**EXERCISE BRIEF**: Omit the pictures, please, and give each record below again exactly.

— Start —

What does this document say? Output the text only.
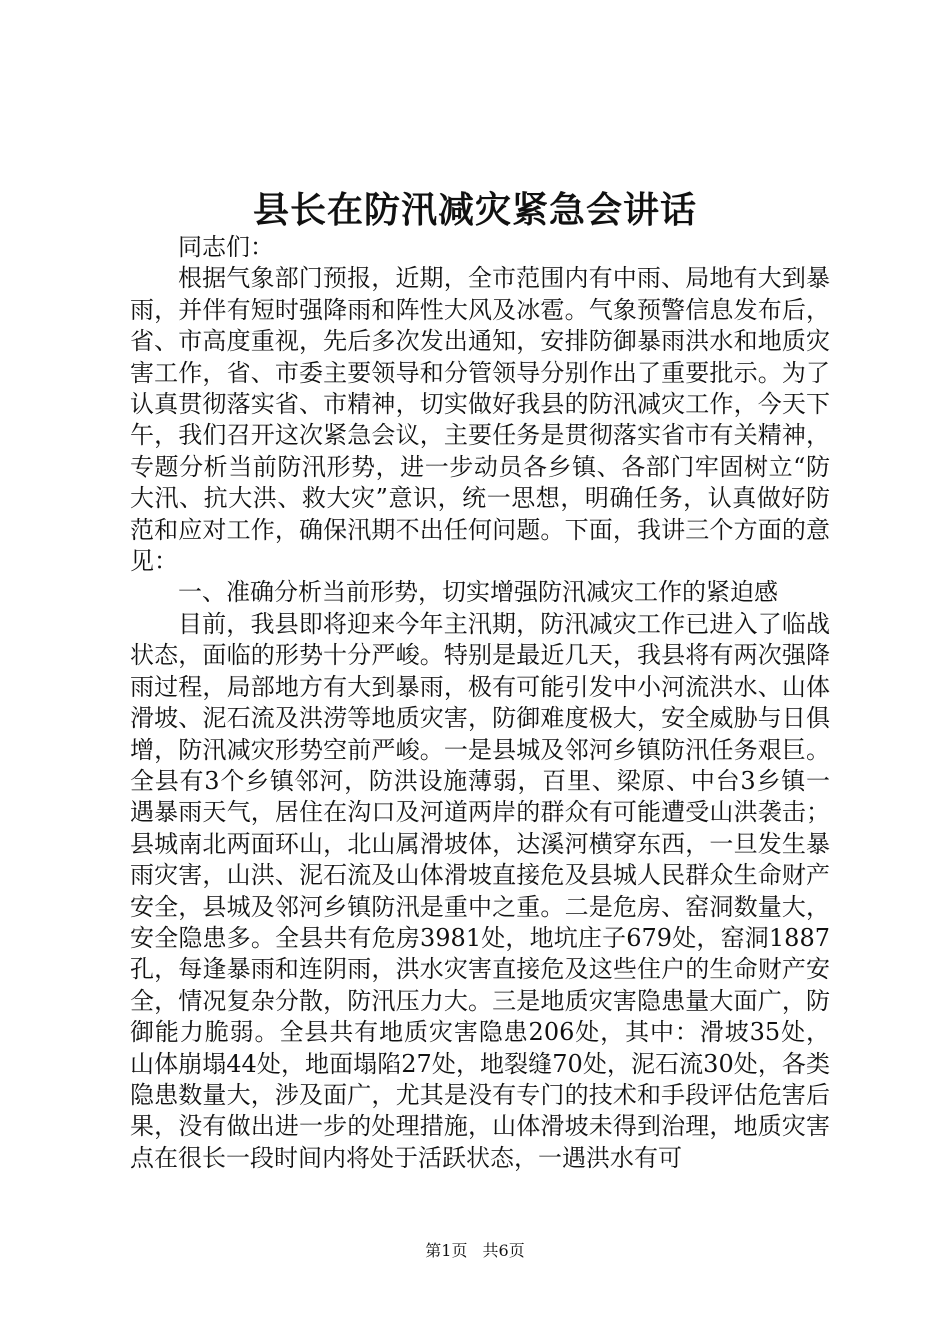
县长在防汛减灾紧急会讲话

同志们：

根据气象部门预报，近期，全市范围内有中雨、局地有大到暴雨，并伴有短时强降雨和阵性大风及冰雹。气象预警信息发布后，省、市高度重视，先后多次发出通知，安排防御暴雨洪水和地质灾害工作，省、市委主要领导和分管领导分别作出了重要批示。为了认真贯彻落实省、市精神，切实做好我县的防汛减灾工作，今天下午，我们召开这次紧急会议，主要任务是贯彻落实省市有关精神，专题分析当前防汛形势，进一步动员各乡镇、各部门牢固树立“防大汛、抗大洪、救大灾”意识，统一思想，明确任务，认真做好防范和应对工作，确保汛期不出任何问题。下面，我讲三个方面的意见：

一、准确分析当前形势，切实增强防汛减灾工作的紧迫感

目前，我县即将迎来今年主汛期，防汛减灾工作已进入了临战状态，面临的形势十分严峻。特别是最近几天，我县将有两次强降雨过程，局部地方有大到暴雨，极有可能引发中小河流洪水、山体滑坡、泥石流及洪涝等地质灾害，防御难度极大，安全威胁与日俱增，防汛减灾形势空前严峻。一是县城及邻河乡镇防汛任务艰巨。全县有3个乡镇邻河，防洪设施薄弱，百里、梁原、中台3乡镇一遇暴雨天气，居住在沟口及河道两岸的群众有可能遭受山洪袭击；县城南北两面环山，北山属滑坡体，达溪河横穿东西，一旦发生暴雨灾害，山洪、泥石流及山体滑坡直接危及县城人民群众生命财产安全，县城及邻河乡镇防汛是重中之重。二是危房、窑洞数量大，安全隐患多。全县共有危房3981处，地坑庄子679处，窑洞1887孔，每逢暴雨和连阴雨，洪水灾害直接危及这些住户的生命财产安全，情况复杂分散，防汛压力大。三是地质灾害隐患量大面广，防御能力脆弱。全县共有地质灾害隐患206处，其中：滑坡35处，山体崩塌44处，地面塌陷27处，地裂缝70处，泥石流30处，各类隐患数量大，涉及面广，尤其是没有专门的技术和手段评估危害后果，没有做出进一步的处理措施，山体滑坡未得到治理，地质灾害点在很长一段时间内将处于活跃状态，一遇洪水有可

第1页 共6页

— End —

**OUTPUT FOR THIS TASK**:
What does this document say? Output the text only.
县长在防汛减灾紧急会讲话

同志们：

根据气象部门预报，近期，全市范围内有中雨、局地有大到暴雨，并伴有短时强降雨和阵性大风及冰雹。气象预警信息发布后，省、市高度重视，先后多次发出通知，安排防御暴雨洪水和地质灾害工作，省、市委主要领导和分管领导分别作出了重要批示。为了认真贯彻落实省、市精神，切实做好我县的防汛减灾工作，今天下午，我们召开这次紧急会议，主要任务是贯彻落实省市有关精神，专题分析当前防汛形势，进一步动员各乡镇、各部门牢固树立“防大汛、抗大洪、救大灾”意识，统一思想，明确任务，认真做好防范和应对工作，确保汛期不出任何问题。下面，我讲三个方面的意见：

一、准确分析当前形势，切实增强防汛减灾工作的紧迫感

目前，我县即将迎来今年主汛期，防汛减灾工作已进入了临战状态，面临的形势十分严峻。特别是最近几天，我县将有两次强降雨过程，局部地方有大到暴雨，极有可能引发中小河流洪水、山体滑坡、泥石流及洪涝等地质灾害，防御难度极大，安全威胁与日俱增，防汛减灾形势空前严峻。一是县城及邻河乡镇防汛任务艰巨。全县有3个乡镇邻河，防洪设施薄弱，百里、梁原、中台3乡镇一遇暴雨天气，居住在沟口及河道两岸的群众有可能遭受山洪袭击；县城南北两面环山，北山属滑坡体，达溪河横穿东西，一旦发生暴雨灾害，山洪、泥石流及山体滑坡直接危及县城人民群众生命财产安全，县城及邻河乡镇防汛是重中之重。二是危房、窑洞数量大，安全隐患多。全县共有危房3981处，地坑庄子679处，窑洞1887孔，每逢暴雨和连阴雨，洪水灾害直接危及这些住户的生命财产安全，情况复杂分散，防汛压力大。三是地质灾害隐患量大面广，防御能力脆弱。全县共有地质灾害隐患206处，其中：滑坡35处，山体崩塌44处，地面塌陷27处，地裂缝70处，泥石流30处，各类隐患数量大，涉及面广，尤其是没有专门的技术和手段评估危害后果，没有做出进一步的处理措施，山体滑坡未得到治理，地质灾害点在很长一段时间内将处于活跃状态，一遇洪水有可

第1页 共6页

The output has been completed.